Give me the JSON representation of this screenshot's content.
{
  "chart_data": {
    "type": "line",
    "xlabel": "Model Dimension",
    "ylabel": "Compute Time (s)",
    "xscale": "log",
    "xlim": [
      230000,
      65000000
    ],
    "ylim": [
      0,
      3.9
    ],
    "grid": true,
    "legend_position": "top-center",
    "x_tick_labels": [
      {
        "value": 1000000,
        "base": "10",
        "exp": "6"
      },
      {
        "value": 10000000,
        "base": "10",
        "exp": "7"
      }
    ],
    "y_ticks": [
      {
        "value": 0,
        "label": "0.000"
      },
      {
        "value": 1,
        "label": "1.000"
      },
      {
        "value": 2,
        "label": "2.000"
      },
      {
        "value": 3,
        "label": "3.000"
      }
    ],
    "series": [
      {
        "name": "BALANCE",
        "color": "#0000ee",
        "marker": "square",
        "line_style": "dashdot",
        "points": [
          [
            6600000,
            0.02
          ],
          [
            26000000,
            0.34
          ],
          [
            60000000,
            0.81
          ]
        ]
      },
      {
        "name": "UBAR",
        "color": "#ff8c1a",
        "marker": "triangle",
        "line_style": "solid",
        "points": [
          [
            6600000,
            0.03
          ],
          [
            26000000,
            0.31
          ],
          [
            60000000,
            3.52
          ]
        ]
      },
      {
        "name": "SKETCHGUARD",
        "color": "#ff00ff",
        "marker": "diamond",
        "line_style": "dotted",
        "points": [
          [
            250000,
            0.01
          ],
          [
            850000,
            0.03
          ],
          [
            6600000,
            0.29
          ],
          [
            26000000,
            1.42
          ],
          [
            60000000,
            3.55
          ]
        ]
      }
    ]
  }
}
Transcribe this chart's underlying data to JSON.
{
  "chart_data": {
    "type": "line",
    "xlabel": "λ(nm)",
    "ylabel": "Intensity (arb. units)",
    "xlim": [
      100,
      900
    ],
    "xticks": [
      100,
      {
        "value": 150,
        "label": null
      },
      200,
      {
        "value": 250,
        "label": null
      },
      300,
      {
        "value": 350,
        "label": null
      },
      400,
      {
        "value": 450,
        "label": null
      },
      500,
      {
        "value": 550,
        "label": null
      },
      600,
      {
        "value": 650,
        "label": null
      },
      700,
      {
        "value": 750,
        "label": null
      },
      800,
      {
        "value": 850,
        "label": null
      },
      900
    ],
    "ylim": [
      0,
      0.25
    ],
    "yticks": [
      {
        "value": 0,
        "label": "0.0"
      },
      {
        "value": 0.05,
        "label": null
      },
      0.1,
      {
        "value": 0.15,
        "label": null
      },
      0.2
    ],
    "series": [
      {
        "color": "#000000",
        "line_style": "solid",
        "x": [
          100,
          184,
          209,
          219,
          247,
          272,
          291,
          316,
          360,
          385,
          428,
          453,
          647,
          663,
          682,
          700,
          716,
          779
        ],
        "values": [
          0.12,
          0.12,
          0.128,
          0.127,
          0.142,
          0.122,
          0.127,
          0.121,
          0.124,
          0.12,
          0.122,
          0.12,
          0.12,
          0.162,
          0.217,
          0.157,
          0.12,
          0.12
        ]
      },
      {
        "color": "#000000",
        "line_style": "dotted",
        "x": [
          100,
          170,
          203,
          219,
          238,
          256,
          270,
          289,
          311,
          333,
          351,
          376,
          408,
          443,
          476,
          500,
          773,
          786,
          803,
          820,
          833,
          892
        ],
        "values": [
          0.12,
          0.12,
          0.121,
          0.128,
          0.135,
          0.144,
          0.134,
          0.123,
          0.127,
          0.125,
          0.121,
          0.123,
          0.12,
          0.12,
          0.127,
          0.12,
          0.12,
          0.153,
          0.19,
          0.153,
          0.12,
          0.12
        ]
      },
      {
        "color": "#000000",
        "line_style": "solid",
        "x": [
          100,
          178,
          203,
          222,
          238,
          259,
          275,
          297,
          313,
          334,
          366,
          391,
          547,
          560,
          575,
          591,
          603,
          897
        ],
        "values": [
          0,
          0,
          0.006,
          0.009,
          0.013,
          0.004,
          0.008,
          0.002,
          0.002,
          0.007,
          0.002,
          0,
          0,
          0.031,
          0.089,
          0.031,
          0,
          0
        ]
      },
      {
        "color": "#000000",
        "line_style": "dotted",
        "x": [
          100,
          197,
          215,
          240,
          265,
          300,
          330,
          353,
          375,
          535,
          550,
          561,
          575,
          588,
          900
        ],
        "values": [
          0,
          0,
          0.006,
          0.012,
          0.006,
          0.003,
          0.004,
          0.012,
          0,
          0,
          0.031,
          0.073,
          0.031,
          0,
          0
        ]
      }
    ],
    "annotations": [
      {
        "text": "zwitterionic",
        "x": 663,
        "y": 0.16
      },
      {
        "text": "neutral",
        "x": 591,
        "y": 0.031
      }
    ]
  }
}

◆ **JOB**
Quote the entire listing above exactly.

◆ **WRITTEN SOLUTION**
Give me the JSON representation of this screenshot's content.
{
  "chart_data": {
    "type": "line",
    "xlabel": "Model Dimension",
    "ylabel": "Compute Time (s)",
    "xscale": "log",
    "xlim": [
      230000,
      65000000
    ],
    "ylim": [
      0,
      3.9
    ],
    "grid": true,
    "legend_position": "top-center",
    "x_tick_labels": [
      {
        "value": 1000000,
        "base": "10",
        "exp": "6"
      },
      {
        "value": 10000000,
        "base": "10",
        "exp": "7"
      }
    ],
    "y_ticks": [
      {
        "value": 0,
        "label": "0.000"
      },
      {
        "value": 1,
        "label": "1.000"
      },
      {
        "value": 2,
        "label": "2.000"
      },
      {
        "value": 3,
        "label": "3.000"
      }
    ],
    "series": [
      {
        "name": "BALANCE",
        "color": "#0000ee",
        "marker": "square",
        "line_style": "dashdot",
        "points": [
          [
            6600000,
            0.02
          ],
          [
            26000000,
            0.34
          ],
          [
            60000000,
            0.81
          ]
        ]
      },
      {
        "name": "UBAR",
        "color": "#ff8c1a",
        "marker": "triangle",
        "line_style": "solid",
        "points": [
          [
            6600000,
            0.03
          ],
          [
            26000000,
            0.31
          ],
          [
            60000000,
            3.52
          ]
        ]
      },
      {
        "name": "SKETCHGUARD",
        "color": "#ff00ff",
        "marker": "diamond",
        "line_style": "dotted",
        "points": [
          [
            250000,
            0.01
          ],
          [
            850000,
            0.03
          ],
          [
            6600000,
            0.29
          ],
          [
            26000000,
            1.42
          ],
          [
            60000000,
            3.55
          ]
        ]
      }
    ]
  }
}
Transcribe this chart's underlying data to JSON.
{
  "chart_data": {
    "type": "line",
    "xlabel": "λ(nm)",
    "ylabel": "Intensity (arb. units)",
    "xlim": [
      100,
      900
    ],
    "xticks": [
      100,
      {
        "value": 150,
        "label": null
      },
      200,
      {
        "value": 250,
        "label": null
      },
      300,
      {
        "value": 350,
        "label": null
      },
      400,
      {
        "value": 450,
        "label": null
      },
      500,
      {
        "value": 550,
        "label": null
      },
      600,
      {
        "value": 650,
        "label": null
      },
      700,
      {
        "value": 750,
        "label": null
      },
      800,
      {
        "value": 850,
        "label": null
      },
      900
    ],
    "ylim": [
      0,
      0.25
    ],
    "yticks": [
      {
        "value": 0,
        "label": "0.0"
      },
      {
        "value": 0.05,
        "label": null
      },
      0.1,
      {
        "value": 0.15,
        "label": null
      },
      0.2
    ],
    "series": [
      {
        "color": "#000000",
        "line_style": "solid",
        "x": [
          100,
          184,
          209,
          219,
          247,
          272,
          291,
          316,
          360,
          385,
          428,
          453,
          647,
          663,
          682,
          700,
          716,
          779
        ],
        "values": [
          0.12,
          0.12,
          0.128,
          0.127,
          0.142,
          0.122,
          0.127,
          0.121,
          0.124,
          0.12,
          0.122,
          0.12,
          0.12,
          0.162,
          0.217,
          0.157,
          0.12,
          0.12
        ]
      },
      {
        "color": "#000000",
        "line_style": "dotted",
        "x": [
          100,
          170,
          203,
          219,
          238,
          256,
          270,
          289,
          311,
          333,
          351,
          376,
          408,
          443,
          476,
          500,
          773,
          786,
          803,
          820,
          833,
          892
        ],
        "values": [
          0.12,
          0.12,
          0.121,
          0.128,
          0.135,
          0.144,
          0.134,
          0.123,
          0.127,
          0.125,
          0.121,
          0.123,
          0.12,
          0.12,
          0.127,
          0.12,
          0.12,
          0.153,
          0.19,
          0.153,
          0.12,
          0.12
        ]
      },
      {
        "color": "#000000",
        "line_style": "solid",
        "x": [
          100,
          178,
          203,
          222,
          238,
          259,
          275,
          297,
          313,
          334,
          366,
          391,
          547,
          560,
          575,
          591,
          603,
          897
        ],
        "values": [
          0,
          0,
          0.006,
          0.009,
          0.013,
          0.004,
          0.008,
          0.002,
          0.002,
          0.007,
          0.002,
          0,
          0,
          0.031,
          0.089,
          0.031,
          0,
          0
        ]
      },
      {
        "color": "#000000",
        "line_style": "dotted",
        "x": [
          100,
          197,
          215,
          240,
          265,
          300,
          330,
          353,
          375,
          535,
          550,
          561,
          575,
          588,
          900
        ],
        "values": [
          0,
          0,
          0.006,
          0.012,
          0.006,
          0.003,
          0.004,
          0.012,
          0,
          0,
          0.031,
          0.073,
          0.031,
          0,
          0
        ]
      }
    ],
    "annotations": [
      {
        "text": "zwitterionic",
        "x": 663,
        "y": 0.16
      },
      {
        "text": "neutral",
        "x": 591,
        "y": 0.031
      }
    ]
  }
}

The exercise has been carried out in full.